+++ Source passage +++
6 Replies Latest reply on Jan 15, 2014 8:31 AM by lestat79

    Garbage Collection DatabaseBinaryStore deletes all entries

    lestat79

      I'm using modeshape 3.6 and storing my binaries through the DatabaseBinaryStory (mysql). When the garbage collection for unused binaries runs it deletes all my content instead of just deleting the unused binaries.

      I took a loot at the queries, and found that this statement is run:

       

      # Remove all rows that have been unused for less than the supplied time

      remove_expired = DELETE FROM {0} WHERE usage_time < ?

       

      This does not seem correct, as all binaries are at least one hour old when garbage collection is run. Should this not take in account the usage_flag?

      Also, when I delete a node that has a binary, the usage_flag is not set to 0 as you would expect.

       

      Any suggestion why this is setup like this or what I'm doing wrong here?

        • 1. Re: Garbage Collection DatabaseBinaryStore deletes all entries
          rhauch

          There may be a problem with the code.

           

          But first, can you share the rest of your ModeShape and Infinispan configuration files? One reason why this might happen is that you're not properly persisting (or even evicting) the main repository content inside Infinispan, which means all of the references to any binary values persisted in the BinaryStore might actually go away, meaning the BinaryStore thinks all of the binary values are unused and thus, are removed when garbage collection occurs.

           

          How are you setting the binary values on properties? If you just call ValueFactory.createBinary(...) and don't do anything with the Binary value, then it will get garbage collected. Be sure that you're actually setting at least one property with each Binary value that you create, and then saving the session that you used to set those properties. If you forget any one of these steps, you're not properly persisting the references to the Binary values, and thus garbage collection will discover this and will remove the unused Binary values.

           

          Finally, an obvious reason why this might happen is that you're actually removing all of the properties that are holding onto the binary values. Perhaps double check that you're not doing this.

           

          Okay, if after reviewing all of that and it looks like you're still doing things correctly, then you could play with the "remove_expired" SQL statement. For example, you might try copying the database properties file into your classpath and updating the "removed_expired" property value to this:

           

               remove_expired = DELETE FROM {0} WHERE usage_time > ? AND usage_flag=0

          • 2. Re: Re: Garbage Collection DatabaseBinaryStore deletes all entries
            lestat79

            I attached our config files, these also include cluster setup. But the gargage collection problem also occurs without the clustering.

             

            As for saving, I'm sure we are doing this correctly. We also build a simple browser app, and after uploading a binary (nt:file) we can access the binary content by browsing through the nodes. If saving was not done correctly, this would not be possible, correct?

             

            Changing the query would stop the garbage collecting from deleting all binaries, but as the binaries do not get marked unused when I try to delete them (nodes do get deleted) it would mean that binaries would never be cleanup up.

             

            I am a bit puzzled by the fact that binaries do not get flagged unused after delete and that garbage collection ignores the unused flag. These seem like bugs. Can you confirm that this is not expected behaviour?

            • 3. Re: Re: Garbage Collection DatabaseBinaryStore deletes all entries
              rhauch

              Lars Weissenborn wrote:

               

              I attached our config files, these also include cluster setup. But the gargage collection problem also occurs without the clustering.
+++ Data +++
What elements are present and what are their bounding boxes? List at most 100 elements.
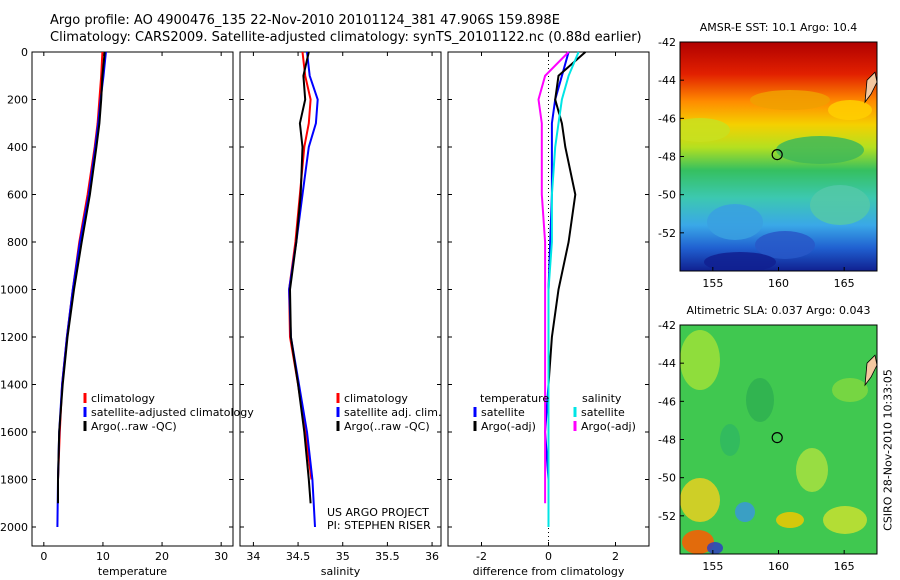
sst_map-y-tick-label: -52	[658, 227, 676, 240]
timestamp-stamp: CSIRO 28-Nov-2010 10:33:05	[881, 369, 895, 531]
credit-text: US ARGO PROJECT PI: STEPHEN RISER	[327, 506, 431, 532]
temperature-x-tick-label: 0	[40, 550, 47, 563]
sla_map-field	[680, 325, 877, 554]
sst_map-x-tick-label: 155	[702, 277, 723, 290]
y-tick-label: 1600	[0, 426, 28, 439]
sst-patch	[704, 252, 776, 271]
sla-patch	[796, 448, 828, 492]
sst_map-y-tick-label: -50	[658, 189, 676, 202]
sst-patch	[707, 204, 763, 240]
plot-title-line1: Argo profile: AO 4900476_135 22-Nov-2010…	[50, 13, 560, 28]
sla_map-y-tick-label: -50	[658, 472, 676, 485]
sla-patch	[680, 478, 720, 522]
sst_map-x-tick-label: 160	[768, 277, 789, 290]
y-tick-label: 0	[21, 46, 28, 59]
sla-patch	[832, 378, 868, 402]
salinity-panel	[239, 51, 442, 547]
temperature-x-tick-label: 10	[96, 550, 110, 563]
sla_map-x-tick-label: 160	[768, 560, 789, 573]
temperature-x-axis-label: temperature	[98, 565, 167, 578]
y-tick-label: 1000	[0, 284, 28, 297]
temperature-x-tick-label: 20	[155, 550, 169, 563]
series-line-salinity-satellite	[547, 51, 580, 527]
sla-patch	[746, 378, 774, 422]
y-tick-label: 400	[7, 141, 28, 154]
sla_map-panel	[679, 324, 878, 555]
salinity-x-tick-label: 34	[246, 550, 260, 563]
difference-temperature-legend-label: Argo(-adj)	[481, 420, 536, 433]
coastline-shape	[864, 354, 877, 387]
sst_map-x-tick-label: 165	[834, 277, 855, 290]
salinity-x-tick-label: 35.5	[375, 550, 400, 563]
difference-salinity-legend-label: Argo(-adj)	[581, 420, 636, 433]
difference-x-tick-label: 0	[545, 550, 552, 563]
difference-legend-title-salinity: salinity	[582, 392, 622, 405]
difference-legend-title-temperature: temperature	[480, 392, 549, 405]
y-tick-label: 600	[7, 189, 28, 202]
temperature-axes-frame	[31, 51, 234, 547]
sla-patch	[707, 542, 723, 554]
y-tick-label: 1800	[0, 474, 28, 487]
difference-salinity-legend-label: satellite	[581, 406, 625, 419]
sla_map-y-tick-label: -44	[658, 357, 676, 370]
temperature-x-tick-label: 30	[214, 550, 228, 563]
salinity-x-tick-label: 34.5	[286, 550, 311, 563]
sla-patch	[823, 506, 867, 534]
y-tick-label: 200	[7, 94, 28, 107]
sst-patch	[755, 231, 815, 259]
difference-panel	[447, 51, 650, 547]
sst-patch	[750, 90, 830, 110]
sla-patch	[720, 424, 740, 456]
sla_map-x-tick-label: 165	[834, 560, 855, 573]
sst_map-y-tick-label: -42	[658, 36, 676, 49]
sla_map-title: Altimetric SLA: 0.037 Argo: 0.043	[686, 304, 870, 317]
salinity-legend-label: climatology	[344, 392, 408, 405]
float-location-marker	[771, 431, 783, 444]
y-tick-label: 1400	[0, 379, 28, 392]
credit-project: US ARGO PROJECT	[327, 506, 429, 519]
sst_map-panel	[679, 41, 878, 272]
sst-patch	[828, 100, 872, 120]
temperature-panel	[31, 51, 234, 547]
temperature-legend-label: Argo(..raw -QC)	[91, 420, 177, 433]
sla_map-y-tick-label: -42	[658, 319, 676, 332]
salinity-x-axis-label: salinity	[321, 565, 361, 578]
sst-patch	[776, 136, 864, 164]
y-tick-label: 2000	[0, 521, 28, 534]
sla-patch	[680, 330, 720, 390]
plot-title-line2: Climatology: CARS2009. Satellite-adjuste…	[50, 30, 642, 45]
salinity-x-tick-label: 35	[336, 550, 350, 563]
sst_map-y-tick-label: -46	[658, 112, 676, 125]
sla_map-y-tick-label: -46	[658, 395, 676, 408]
sst_map-title: AMSR-E SST: 10.1 Argo: 10.4	[700, 21, 858, 34]
y-tick-label: 1200	[0, 331, 28, 344]
sst_map-field	[680, 42, 877, 271]
series-line-argo-raw-qc-	[57, 51, 106, 504]
salinity-axes-frame	[239, 51, 442, 547]
sla-patch	[682, 530, 714, 554]
sla-patch	[735, 502, 755, 522]
salinity-legend-label: satellite adj. clim.	[344, 406, 441, 419]
sla_map-y-tick-label: -52	[658, 510, 676, 523]
temperature-legend-label: climatology	[91, 392, 155, 405]
y-tick-label: 800	[7, 236, 28, 249]
salinity-x-tick-label: 36	[425, 550, 439, 563]
float-location-marker	[771, 148, 783, 161]
sla-patch	[776, 512, 804, 528]
sla_map-x-tick-label: 155	[702, 560, 723, 573]
coastline-shape	[864, 71, 877, 104]
difference-x-tick-label: -2	[476, 550, 487, 563]
salinity-legend-label: Argo(..raw -QC)	[344, 420, 430, 433]
credit-pi: PI: STEPHEN RISER	[327, 519, 431, 532]
sst_map-y-tick-label: -48	[658, 151, 676, 164]
sst-patch	[810, 185, 870, 225]
difference-x-tick-label: 2	[612, 550, 619, 563]
series-line-salinity-argo-adj-	[537, 51, 570, 504]
series-line-argo-raw-qc-	[288, 51, 312, 504]
difference-temperature-legend-label: satellite	[481, 406, 525, 419]
sst_map-y-tick-label: -44	[658, 74, 676, 87]
sst-patch	[680, 118, 730, 142]
sla_map-y-tick-label: -48	[658, 434, 676, 447]
temperature-legend-label: satellite-adjusted climatology	[91, 406, 254, 419]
+++
What to work on:
- A) Which version of ModeShape is the original poster using, according to the forum thread?
- B) List every line of the records that contains the string "frame", treating uppercase and lowercase as different.

Outputs for the tasks:
- A) ModeShape 3.6

- B)
temperature-axes-frame	[31, 51, 234, 547]
salinity-axes-frame	[239, 51, 442, 547]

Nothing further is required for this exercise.